» **MATERIAL TO PROCESS**:

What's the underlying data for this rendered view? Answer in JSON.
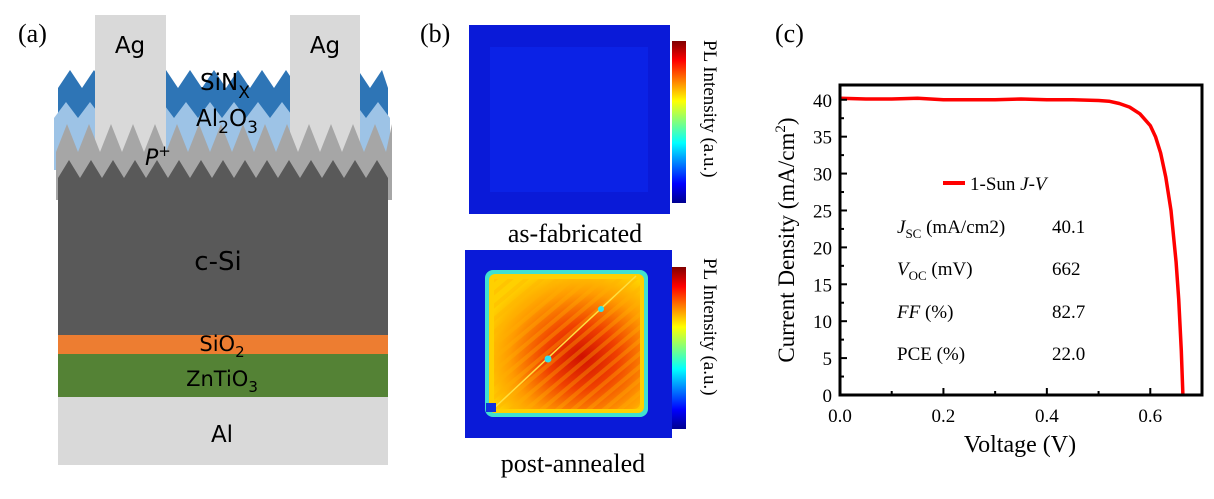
{
  "panel_a": {
    "label": "(a)",
    "layers": {
      "ag_left": "Ag",
      "ag_right": "Ag",
      "sinx": {
        "base": "SiN",
        "sub": "X"
      },
      "al2o3": {
        "p1": "Al",
        "s1": "2",
        "p2": "O",
        "s2": "3"
      },
      "pplus": {
        "base": "P",
        "sup": "+"
      },
      "csi": "c-Si",
      "sio2": {
        "base": "SiO",
        "sub": "2"
      },
      "zntio3": {
        "base": "ZnTiO",
        "sub": "3"
      },
      "al": "Al"
    },
    "colors": {
      "ag": "#D9D9D9",
      "sinx": "#2E75B6",
      "al2o3": "#9DC3E6",
      "pplus": "#A6A6A6",
      "csi": "#595959",
      "sio2": "#ED7D31",
      "zntio3": "#548235",
      "al": "#D9D9D9"
    }
  },
  "panel_b": {
    "label": "(b)",
    "maps": [
      {
        "caption": "as-fabricated",
        "colorbar_label": "PL Intensity (a.u.)"
      },
      {
        "caption": "post-annealed",
        "colorbar_label": "PL Intensity (a.u.)"
      }
    ],
    "colormap": "jet"
  },
  "panel_c": {
    "label": "(c)"
  },
  "chart_data": {
    "type": "line",
    "xlabel": "Voltage (V)",
    "ylabel": {
      "main": "Current Density (mA/cm",
      "sup": "2",
      "end": ")"
    },
    "xlim": [
      0,
      0.7
    ],
    "ylim": [
      0,
      42
    ],
    "xticks": [
      "0.0",
      "0.2",
      "0.4",
      "0.6"
    ],
    "xtick_values": [
      0,
      0.2,
      0.4,
      0.6
    ],
    "yticks": [
      "0",
      "5",
      "10",
      "15",
      "20",
      "25",
      "30",
      "35",
      "40"
    ],
    "ytick_values": [
      0,
      5,
      10,
      15,
      20,
      25,
      30,
      35,
      40
    ],
    "grid": false,
    "legend_position": "center",
    "series": [
      {
        "name": {
          "text": "1-Sun ",
          "italic": "J-V"
        },
        "color": "#FF0000",
        "x": [
          0,
          0.05,
          0.1,
          0.15,
          0.2,
          0.3,
          0.35,
          0.4,
          0.45,
          0.5,
          0.52,
          0.54,
          0.56,
          0.58,
          0.6,
          0.61,
          0.62,
          0.63,
          0.64,
          0.65,
          0.655,
          0.66,
          0.663
        ],
        "y": [
          40.2,
          40.1,
          40.1,
          40.2,
          40.0,
          40.0,
          40.1,
          40.0,
          40.0,
          39.9,
          39.8,
          39.5,
          39.0,
          38.1,
          36.5,
          35.0,
          32.8,
          29.5,
          25.0,
          18.0,
          13.0,
          6.0,
          0
        ]
      }
    ],
    "annotations": [
      {
        "label_italic": "J",
        "label_sub": "SC",
        "label_rest": " (mA/cm2)",
        "value": "40.1"
      },
      {
        "label_italic": "V",
        "label_sub": "OC",
        "label_rest": " (mV)",
        "value": "662"
      },
      {
        "label_italic": "FF",
        "label_sub": "",
        "label_rest": " (%)",
        "value": "82.7"
      },
      {
        "label_italic": "",
        "label_sub": "",
        "label_rest": "PCE (%)",
        "value": "22.0"
      }
    ]
  }
}
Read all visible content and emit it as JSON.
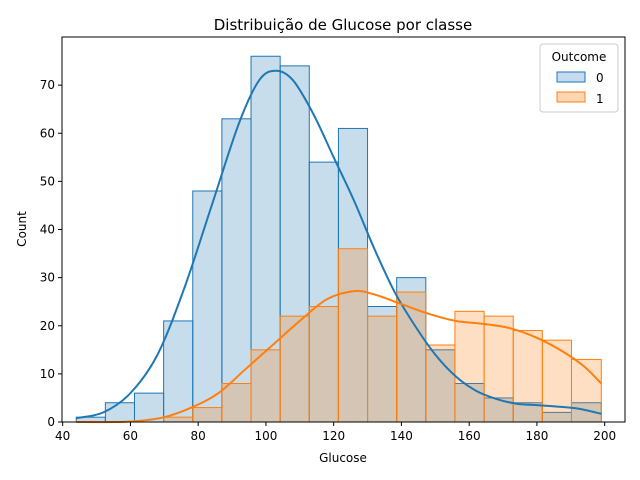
{
  "chart_data": {
    "type": "histogram",
    "title": "Distribuição de Glucose por classe",
    "xlabel": "Glucose",
    "ylabel": "Count",
    "xlim": [
      39.8,
      206.0
    ],
    "ylim": [
      0,
      80
    ],
    "xticks": [
      40,
      60,
      80,
      100,
      120,
      140,
      160,
      180,
      200
    ],
    "yticks": [
      0,
      10,
      20,
      30,
      40,
      50,
      60,
      70
    ],
    "grid": false,
    "legend": {
      "title": "Outcome",
      "placement": "top-right"
    },
    "bin_edges": [
      44,
      52.6,
      61.2,
      69.8,
      78.4,
      87.0,
      95.6,
      104.2,
      112.8,
      121.4,
      130.0,
      138.6,
      147.2,
      155.8,
      164.4,
      173.0,
      181.6,
      190.2,
      199
    ],
    "series": [
      {
        "name": "0",
        "color": "#1f77b4",
        "fill": "#c6dbef",
        "counts": [
          1,
          4,
          6,
          21,
          48,
          63,
          76,
          74,
          54,
          61,
          24,
          30,
          15,
          8,
          5,
          4,
          2,
          4
        ],
        "kde": [
          [
            44,
            0.8
          ],
          [
            52,
            2
          ],
          [
            60,
            6
          ],
          [
            68,
            14
          ],
          [
            76,
            28
          ],
          [
            84,
            45
          ],
          [
            92,
            62
          ],
          [
            98,
            71
          ],
          [
            103,
            73
          ],
          [
            108,
            71
          ],
          [
            114,
            64
          ],
          [
            120,
            55
          ],
          [
            126,
            46
          ],
          [
            132,
            36
          ],
          [
            138,
            27
          ],
          [
            144,
            20
          ],
          [
            150,
            14
          ],
          [
            156,
            9.5
          ],
          [
            162,
            6.5
          ],
          [
            168,
            4.8
          ],
          [
            174,
            3.8
          ],
          [
            180,
            3.5
          ],
          [
            186,
            3.2
          ],
          [
            192,
            2.8
          ],
          [
            199,
            1.7
          ]
        ]
      },
      {
        "name": "1",
        "color": "#ff7f0e",
        "fill": "#fdd6b3",
        "counts": [
          0,
          0,
          0,
          1,
          3,
          8,
          15,
          22,
          24,
          36,
          22,
          27,
          16,
          23,
          22,
          19,
          17,
          13
        ],
        "kde": [
          [
            44,
            0
          ],
          [
            55,
            0
          ],
          [
            62,
            0.2
          ],
          [
            70,
            1
          ],
          [
            78,
            3
          ],
          [
            86,
            6
          ],
          [
            94,
            11
          ],
          [
            102,
            16
          ],
          [
            110,
            21
          ],
          [
            118,
            25.5
          ],
          [
            126,
            27.2
          ],
          [
            132,
            26.5
          ],
          [
            140,
            24.5
          ],
          [
            148,
            22.5
          ],
          [
            156,
            21
          ],
          [
            164,
            20.4
          ],
          [
            172,
            19.5
          ],
          [
            180,
            17.5
          ],
          [
            188,
            14.5
          ],
          [
            194,
            11.5
          ],
          [
            199,
            8
          ]
        ]
      }
    ]
  }
}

» **WHAT YOU HAVE TO DO**: Without the pictures, write out every entry precisely as it appears.

» **THE RESPONSE**:
What's the underlying data for this rendered view? Answer in JSON.
{
  "panel_a": {
    "label": "(a)",
    "layers": {
      "ag_left": "Ag",
      "ag_right": "Ag",
      "sinx": {
        "base": "SiN",
        "sub": "X"
      },
      "al2o3": {
        "p1": "Al",
        "s1": "2",
        "p2": "O",
        "s2": "3"
      },
      "pplus": {
        "base": "P",
        "sup": "+"
      },
      "csi": "c-Si",
      "sio2": {
        "base": "SiO",
        "sub": "2"
      },
      "zntio3": {
        "base": "ZnTiO",
        "sub": "3"
      },
      "al": "Al"
    },
    "colors": {
      "ag": "#D9D9D9",
      "sinx": "#2E75B6",
      "al2o3": "#9DC3E6",
      "pplus": "#A6A6A6",
      "csi": "#595959",
      "sio2": "#ED7D31",
      "zntio3": "#548235",
      "al": "#D9D9D9"
    }
  },
  "panel_b": {
    "label": "(b)",
    "maps": [
      {
        "caption": "as-fabricated",
        "colorbar_label": "PL Intensity (a.u.)"
      },
      {
        "caption": "post-annealed",
        "colorbar_label": "PL Intensity (a.u.)"
      }
    ],
    "colormap": "jet"
  },
  "panel_c": {
    "label": "(c)"
  },
  "chart_data": {
    "type": "line",
    "xlabel": "Voltage (V)",
    "ylabel": {
      "main": "Current Density (mA/cm",
      "sup": "2",
      "end": ")"
    },
    "xlim": [
      0,
      0.7
    ],
    "ylim": [
      0,
      42
    ],
    "xticks": [
      "0.0",
      "0.2",
      "0.4",
      "0.6"
    ],
    "xtick_values": [
      0,
      0.2,
      0.4,
      0.6
    ],
    "yticks": [
      "0",
      "5",
      "10",
      "15",
      "20",
      "25",
      "30",
      "35",
      "40"
    ],
    "ytick_values": [
      0,
      5,
      10,
      15,
      20,
      25,
      30,
      35,
      40
    ],
    "grid": false,
    "legend_position": "center",
    "series": [
      {
        "name": {
          "text": "1-Sun ",
          "italic": "J-V"
        },
        "color": "#FF0000",
        "x": [
          0,
          0.05,
          0.1,
          0.15,
          0.2,
          0.3,
          0.35,
          0.4,
          0.45,
          0.5,
          0.52,
          0.54,
          0.56,
          0.58,
          0.6,
          0.61,
          0.62,
          0.63,
          0.64,
          0.65,
          0.655,
          0.66,
          0.663
        ],
        "y": [
          40.2,
          40.1,
          40.1,
          40.2,
          40.0,
          40.0,
          40.1,
          40.0,
          40.0,
          39.9,
          39.8,
          39.5,
          39.0,
          38.1,
          36.5,
          35.0,
          32.8,
          29.5,
          25.0,
          18.0,
          13.0,
          6.0,
          0
        ]
      }
    ],
    "annotations": [
      {
        "label_italic": "J",
        "label_sub": "SC",
        "label_rest": " (mA/cm2)",
        "value": "40.1"
      },
      {
        "label_italic": "V",
        "label_sub": "OC",
        "label_rest": " (mV)",
        "value": "662"
      },
      {
        "label_italic": "FF",
        "label_sub": "",
        "label_rest": " (%)",
        "value": "82.7"
      },
      {
        "label_italic": "",
        "label_sub": "",
        "label_rest": "PCE (%)",
        "value": "22.0"
      }
    ]
  }
}
Read all visible content and emit it as JSON.
{
  "chart_data": {
    "type": "histogram",
    "title": "Distribuição de Glucose por classe",
    "xlabel": "Glucose",
    "ylabel": "Count",
    "xlim": [
      39.8,
      206.0
    ],
    "ylim": [
      0,
      80
    ],
    "xticks": [
      40,
      60,
      80,
      100,
      120,
      140,
      160,
      180,
      200
    ],
    "yticks": [
      0,
      10,
      20,
      30,
      40,
      50,
      60,
      70
    ],
    "grid": false,
    "legend": {
      "title": "Outcome",
      "placement": "top-right"
    },
    "bin_edges": [
      44,
      52.6,
      61.2,
      69.8,
      78.4,
      87.0,
      95.6,
      104.2,
      112.8,
      121.4,
      130.0,
      138.6,
      147.2,
      155.8,
      164.4,
      173.0,
      181.6,
      190.2,
      199
    ],
    "series": [
      {
        "name": "0",
        "color": "#1f77b4",
        "fill": "#c6dbef",
        "counts": [
          1,
          4,
          6,
          21,
          48,
          63,
          76,
          74,
          54,
          61,
          24,
          30,
          15,
          8,
          5,
          4,
          2,
          4
        ],
        "kde": [
          [
            44,
            0.8
          ],
          [
            52,
            2
          ],
          [
            60,
            6
          ],
          [
            68,
            14
          ],
          [
            76,
            28
          ],
          [
            84,
            45
          ],
          [
            92,
            62
          ],
          [
            98,
            71
          ],
          [
            103,
            73
          ],
          [
            108,
            71
          ],
          [
            114,
            64
          ],
          [
            120,
            55
          ],
          [
            126,
            46
          ],
          [
            132,
            36
          ],
          [
            138,
            27
          ],
          [
            144,
            20
          ],
          [
            150,
            14
          ],
          [
            156,
            9.5
          ],
          [
            162,
            6.5
          ],
          [
            168,
            4.8
          ],
          [
            174,
            3.8
          ],
          [
            180,
            3.5
          ],
          [
            186,
            3.2
          ],
          [
            192,
            2.8
          ],
          [
            199,
            1.7
          ]
        ]
      },
      {
        "name": "1",
        "color": "#ff7f0e",
        "fill": "#fdd6b3",
        "counts": [
          0,
          0,
          0,
          1,
          3,
          8,
          15,
          22,
          24,
          36,
          22,
          27,
          16,
          23,
          22,
          19,
          17,
          13
        ],
        "kde": [
          [
            44,
            0
          ],
          [
            55,
            0
          ],
          [
            62,
            0.2
          ],
          [
            70,
            1
          ],
          [
            78,
            3
          ],
          [
            86,
            6
          ],
          [
            94,
            11
          ],
          [
            102,
            16
          ],
          [
            110,
            21
          ],
          [
            118,
            25.5
          ],
          [
            126,
            27.2
          ],
          [
            132,
            26.5
          ],
          [
            140,
            24.5
          ],
          [
            148,
            22.5
          ],
          [
            156,
            21
          ],
          [
            164,
            20.4
          ],
          [
            172,
            19.5
          ],
          [
            180,
            17.5
          ],
          [
            188,
            14.5
          ],
          [
            194,
            11.5
          ],
          [
            199,
            8
          ]
        ]
      }
    ]
  }
}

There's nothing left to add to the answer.